Also, Italy’s Eni signed an agreement with EEHC in July 2021 to develop green and blue H2 in Egypt, using renewable energy and depleted gas fields to store CO2 produced from conventional H2 production. The study will also analyze potential domestic consumption of H2 and opportunities for exports. Egypt is also exploring green H2 for mobility, such as fueling tourist buses in Cairo.
In Jordan, government officials have met with a delegation from Australia’s Fortescue Metals Group to discuss investment opportunities in green H2 and ammonia, with the aim of exporting to international markets. No concrete project announcements have emerged to date.
Germany’s Forschungszentrum Jülich GmbH is exploring, together with 15 West African countries (ECOWAS member states) and 16 Southern African countries (SADC member states), the potential of green H2 production in African regions. The H2 Power-Africa Atlas Project, announced in May 2021, will assess the potential of generating green H2 in West and Southern Africa. The project results will be presented in the form of an interactive atlas, which will show the locations of potential green H2 pilot plants to be considered in the next phase of the project.
Germany is also working with Namibia, a key location in the H2 Power-Africa Atlas, to produce green H2 from solar energy at prices as low as $1.80/kg. Germany is working to secure prime locations for H2 production supported by large renewable power installations.
A JV of Greece-based Consolidated Contractors Co. (CCC) and Ireland’s Fusion Fuel Green are planning to develop an $850-MM green H2-powered ammonia project in Morocco. The HEVO Ammonia Morocco project is expected to produce 183,000 metric t of green ammonia by 2026, with a production capacity of 31,000 metric tpy of green H2 and CO2 emissions abatement of 280,000 metric tpy. Work on the project is expected to begin in 2022 after a feasibility study is completed.

EXERCISES TO COMPLETE:
**1)** Copy out the portion of the hydrogen passage starting with "Germany is also" and going on through "study is completed.".
**2)** Extend the passage on green hydrogen projects by writing what follows its last sentence.

DATA:

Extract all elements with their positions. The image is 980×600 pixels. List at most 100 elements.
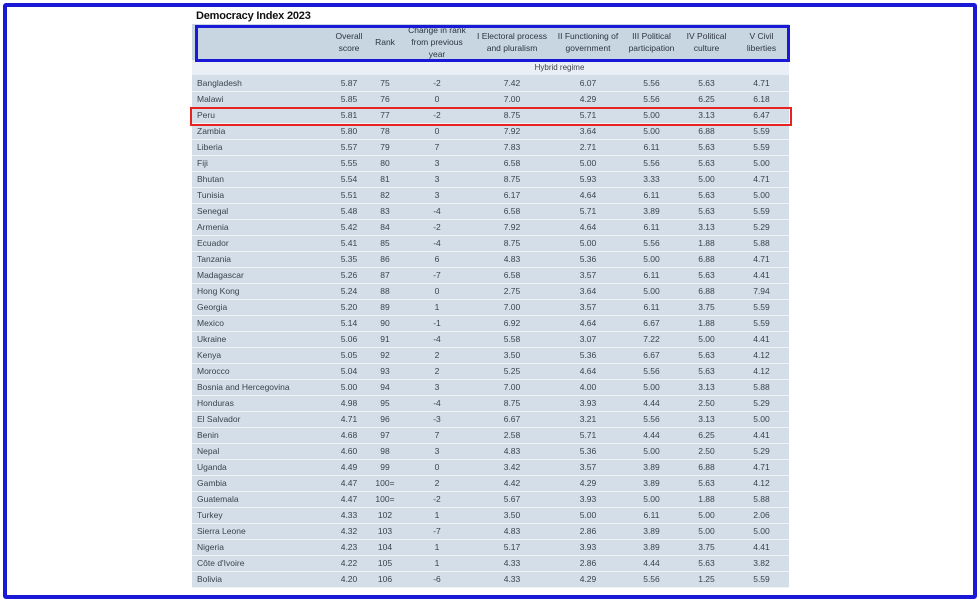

RESULTS FOR EACH TASK:
**1)**
Germany is also working with Namibia, a key location in the H2 Power-Africa Atlas, to produce green H2 from solar energy at prices as low as $1.80/kg. Germany is working to secure prime locations for H2 production supported by large renewable power installations.
A JV of Greece-based Consolidated Contractors Co. (CCC) and Ireland’s Fusion Fuel Green are planning to develop an $850-MM green H2-powered ammonia project in Morocco. The HEVO Ammonia Morocco project is expected to produce 183,000 metric t of green ammonia by 2026, with a production capacity of 31,000 metric tpy of green H2 and CO2 emissions abatement of 280,000 metric tpy. Work on the project is expected to begin in 2022 after a feasibility study is completed.

**2)**
Morocco is also working with the International Renewable Energy Agency (IRENA) to advance its renewable H2 economy and accelerate the uptake of renewable energy as it seeks to become a major green H2 producer and exporter. The two parties will jointly develop technology and market studies, and explore policy capabilities to engage the private sector.
Morocco aims to increase the share of renewables in its energy mix to more than 52% by 2030. Greater renewables and H2 production would help the country reduce its dependence on coal for power generation.
Domestic energy firm Sasol is working with Toyota to develop a green H2 mobility system for H2-powered trucks along the country’s long-distance freight corridors. The South African company is also studying the improvement of long-haul, heavy-duty freight efficiency and sustainability via H2 with domestic fleet operator Imperial Logistics.
Furthermore, Sasol is working with the Industrial Development Corp. of South Africa (IDC) to develop a green H2 economy in South Africa. The organizations will work to develop policy frameworks for green H2, as well as pilot- and commercial-scale H2 projects.
Although Europe is leading the global revolution in green H2, the oil-rich Middle East has a vested interested in developing its renewable energy resources and trade partnerships to facilitate the regional and global transitions to low-carbon, sustainable energy. Africa, too, is rich in renewable energy potential to power H2 production and eventual exports.
The IRENA noted in a June 2021 report, “The potential levelized cost of hydrogen, assuming the low solar photovoltaic and onshore wind prices from the recent auctions in Saudi Arabia, could be as little as $1.62 per kilogram of hydrogen. This compares favorably with the hypothetical cost of natural gas steam methane reforming, with today’s carbon capture, utilization and storage costs between $1.45 and $2.40 per kg of hydrogen.”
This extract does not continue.